* _WHAT YOU HAVE TO DO_
Please reproduce the entries that follow without a single difference.

──────── EXTRACTED INFORMATION

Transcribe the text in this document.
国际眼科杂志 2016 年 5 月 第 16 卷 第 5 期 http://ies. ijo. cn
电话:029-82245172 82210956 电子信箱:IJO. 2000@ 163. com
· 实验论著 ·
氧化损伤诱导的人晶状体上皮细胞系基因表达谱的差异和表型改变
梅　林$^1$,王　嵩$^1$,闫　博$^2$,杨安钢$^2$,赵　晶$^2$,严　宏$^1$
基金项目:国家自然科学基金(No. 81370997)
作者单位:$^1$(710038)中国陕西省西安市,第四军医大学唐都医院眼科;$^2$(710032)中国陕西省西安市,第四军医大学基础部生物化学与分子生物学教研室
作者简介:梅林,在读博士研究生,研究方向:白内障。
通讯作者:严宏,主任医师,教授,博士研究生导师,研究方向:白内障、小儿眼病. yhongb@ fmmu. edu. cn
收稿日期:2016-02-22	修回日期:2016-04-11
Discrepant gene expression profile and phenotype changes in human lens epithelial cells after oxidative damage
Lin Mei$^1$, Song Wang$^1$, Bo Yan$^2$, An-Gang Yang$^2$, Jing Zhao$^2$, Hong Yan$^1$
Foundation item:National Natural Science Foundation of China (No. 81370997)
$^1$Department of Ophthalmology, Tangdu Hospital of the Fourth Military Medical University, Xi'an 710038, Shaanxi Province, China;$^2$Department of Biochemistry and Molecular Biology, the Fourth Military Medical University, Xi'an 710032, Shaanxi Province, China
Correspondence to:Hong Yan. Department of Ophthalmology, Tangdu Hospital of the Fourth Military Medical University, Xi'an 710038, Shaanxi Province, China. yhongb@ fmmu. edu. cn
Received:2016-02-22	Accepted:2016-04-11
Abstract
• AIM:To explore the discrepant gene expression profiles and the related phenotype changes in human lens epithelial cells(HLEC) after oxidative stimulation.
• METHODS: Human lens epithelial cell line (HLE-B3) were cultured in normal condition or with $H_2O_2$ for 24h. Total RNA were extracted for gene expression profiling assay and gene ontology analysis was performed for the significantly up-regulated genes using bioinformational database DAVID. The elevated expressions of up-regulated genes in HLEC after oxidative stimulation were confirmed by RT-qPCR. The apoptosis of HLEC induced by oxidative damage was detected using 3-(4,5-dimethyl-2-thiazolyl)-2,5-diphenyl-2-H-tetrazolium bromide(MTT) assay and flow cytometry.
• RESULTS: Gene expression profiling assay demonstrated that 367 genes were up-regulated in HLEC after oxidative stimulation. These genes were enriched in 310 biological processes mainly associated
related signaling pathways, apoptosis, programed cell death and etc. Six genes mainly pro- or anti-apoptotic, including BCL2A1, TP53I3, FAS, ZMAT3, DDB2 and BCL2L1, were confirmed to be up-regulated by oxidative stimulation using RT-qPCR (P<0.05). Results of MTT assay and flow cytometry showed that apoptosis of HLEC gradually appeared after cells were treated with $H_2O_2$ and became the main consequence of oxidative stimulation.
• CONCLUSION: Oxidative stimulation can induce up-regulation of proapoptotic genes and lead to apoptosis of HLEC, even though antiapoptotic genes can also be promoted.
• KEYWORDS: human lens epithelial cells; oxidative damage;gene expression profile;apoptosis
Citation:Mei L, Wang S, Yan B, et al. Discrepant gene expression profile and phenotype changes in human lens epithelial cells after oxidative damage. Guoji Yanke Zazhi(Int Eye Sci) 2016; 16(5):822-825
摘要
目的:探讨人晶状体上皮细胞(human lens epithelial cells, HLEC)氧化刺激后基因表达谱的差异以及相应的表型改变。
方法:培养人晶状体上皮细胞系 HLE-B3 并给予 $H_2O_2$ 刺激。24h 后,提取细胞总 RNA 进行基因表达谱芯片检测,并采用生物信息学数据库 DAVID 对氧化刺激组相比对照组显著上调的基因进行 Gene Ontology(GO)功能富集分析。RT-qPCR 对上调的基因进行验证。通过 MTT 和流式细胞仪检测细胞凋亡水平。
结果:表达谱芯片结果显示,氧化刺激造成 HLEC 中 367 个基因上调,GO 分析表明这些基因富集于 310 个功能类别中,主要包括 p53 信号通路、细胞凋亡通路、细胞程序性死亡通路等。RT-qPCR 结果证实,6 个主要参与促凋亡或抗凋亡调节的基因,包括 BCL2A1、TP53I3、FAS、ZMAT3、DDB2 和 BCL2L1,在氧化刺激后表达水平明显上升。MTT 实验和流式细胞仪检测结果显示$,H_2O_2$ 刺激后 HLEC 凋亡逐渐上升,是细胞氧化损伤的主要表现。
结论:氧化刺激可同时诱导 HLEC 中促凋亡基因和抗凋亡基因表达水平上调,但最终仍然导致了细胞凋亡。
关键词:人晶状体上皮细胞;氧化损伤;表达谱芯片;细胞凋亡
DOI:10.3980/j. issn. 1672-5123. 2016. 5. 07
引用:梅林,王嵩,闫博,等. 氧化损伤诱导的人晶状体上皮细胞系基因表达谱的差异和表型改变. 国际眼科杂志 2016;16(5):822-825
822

────────────────

* _EXERCISE SOLUTION_
Transcribe the text in this document.
国际眼科杂志 2016 年 5 月 第 16 卷 第 5 期 http://ies. ijo. cn
电话:029-82245172 82210956 电子信箱:IJO. 2000@ 163. com
· 实验论著 ·
氧化损伤诱导的人晶状体上皮细胞系基因表达谱的差异和表型改变
梅　林$^1$,王　嵩$^1$,闫　博$^2$,杨安钢$^2$,赵　晶$^2$,严　宏$^1$
基金项目:国家自然科学基金(No. 81370997)
作者单位:$^1$(710038)中国陕西省西安市,第四军医大学唐都医院眼科;$^2$(710032)中国陕西省西安市,第四军医大学基础部生物化学与分子生物学教研室
作者简介:梅林,在读博士研究生,研究方向:白内障。
通讯作者:严宏,主任医师,教授,博士研究生导师,研究方向:白内障、小儿眼病. yhongb@ fmmu. edu. cn
收稿日期:2016-02-22	修回日期:2016-04-11
Discrepant gene expression profile and phenotype changes in human lens epithelial cells after oxidative damage
Lin Mei$^1$, Song Wang$^1$, Bo Yan$^2$, An-Gang Yang$^2$, Jing Zhao$^2$, Hong Yan$^1$
Foundation item:National Natural Science Foundation of China (No. 81370997)
$^1$Department of Ophthalmology, Tangdu Hospital of the Fourth Military Medical University, Xi'an 710038, Shaanxi Province, China;$^2$Department of Biochemistry and Molecular Biology, the Fourth Military Medical University, Xi'an 710032, Shaanxi Province, China
Correspondence to:Hong Yan. Department of Ophthalmology, Tangdu Hospital of the Fourth Military Medical University, Xi'an 710038, Shaanxi Province, China. yhongb@ fmmu. edu. cn
Received:2016-02-22	Accepted:2016-04-11
Abstract
• AIM:To explore the discrepant gene expression profiles and the related phenotype changes in human lens epithelial cells(HLEC) after oxidative stimulation.
• METHODS: Human lens epithelial cell line (HLE-B3) were cultured in normal condition or with $H_2O_2$ for 24h. Total RNA were extracted for gene expression profiling assay and gene ontology analysis was performed for the significantly up-regulated genes using bioinformational database DAVID. The elevated expressions of up-regulated genes in HLEC after oxidative stimulation were confirmed by RT-qPCR. The apoptosis of HLEC induced by oxidative damage was detected using 3-(4,5-dimethyl-2-thiazolyl)-2,5-diphenyl-2-H-tetrazolium bromide(MTT) assay and flow cytometry.
• RESULTS: Gene expression profiling assay demonstrated that 367 genes were up-regulated in HLEC after oxidative stimulation. These genes were enriched in 310 biological processes mainly associated
related signaling pathways, apoptosis, programed cell death and etc. Six genes mainly pro- or anti-apoptotic, including BCL2A1, TP53I3, FAS, ZMAT3, DDB2 and BCL2L1, were confirmed to be up-regulated by oxidative stimulation using RT-qPCR (P<0.05). Results of MTT assay and flow cytometry showed that apoptosis of HLEC gradually appeared after cells were treated with $H_2O_2$ and became the main consequence of oxidative stimulation.
• CONCLUSION: Oxidative stimulation can induce up-regulation of proapoptotic genes and lead to apoptosis of HLEC, even though antiapoptotic genes can also be promoted.
• KEYWORDS: human lens epithelial cells; oxidative damage;gene expression profile;apoptosis
Citation:Mei L, Wang S, Yan B, et al. Discrepant gene expression profile and phenotype changes in human lens epithelial cells after oxidative damage. Guoji Yanke Zazhi(Int Eye Sci) 2016; 16(5):822-825
摘要
目的:探讨人晶状体上皮细胞(human lens epithelial cells, HLEC)氧化刺激后基因表达谱的差异以及相应的表型改变。
方法:培养人晶状体上皮细胞系 HLE-B3 并给予 $H_2O_2$ 刺激。24h 后,提取细胞总 RNA 进行基因表达谱芯片检测,并采用生物信息学数据库 DAVID 对氧化刺激组相比对照组显著上调的基因进行 Gene Ontology(GO)功能富集分析。RT-qPCR 对上调的基因进行验证。通过 MTT 和流式细胞仪检测细胞凋亡水平。
结果:表达谱芯片结果显示,氧化刺激造成 HLEC 中 367 个基因上调,GO 分析表明这些基因富集于 310 个功能类别中,主要包括 p53 信号通路、细胞凋亡通路、细胞程序性死亡通路等。RT-qPCR 结果证实,6 个主要参与促凋亡或抗凋亡调节的基因,包括 BCL2A1、TP53I3、FAS、ZMAT3、DDB2 和 BCL2L1,在氧化刺激后表达水平明显上升。MTT 实验和流式细胞仪检测结果显示$,H_2O_2$ 刺激后 HLEC 凋亡逐渐上升,是细胞氧化损伤的主要表现。
结论:氧化刺激可同时诱导 HLEC 中促凋亡基因和抗凋亡基因表达水平上调,但最终仍然导致了细胞凋亡。
关键词:人晶状体上皮细胞;氧化损伤;表达谱芯片;细胞凋亡
DOI:10.3980/j. issn. 1672-5123. 2016. 5. 07
引用:梅林,王嵩,闫博,等. 氧化损伤诱导的人晶状体上皮细胞系基因表达谱的差异和表型改变. 国际眼科杂志 2016;16(5):822-825
822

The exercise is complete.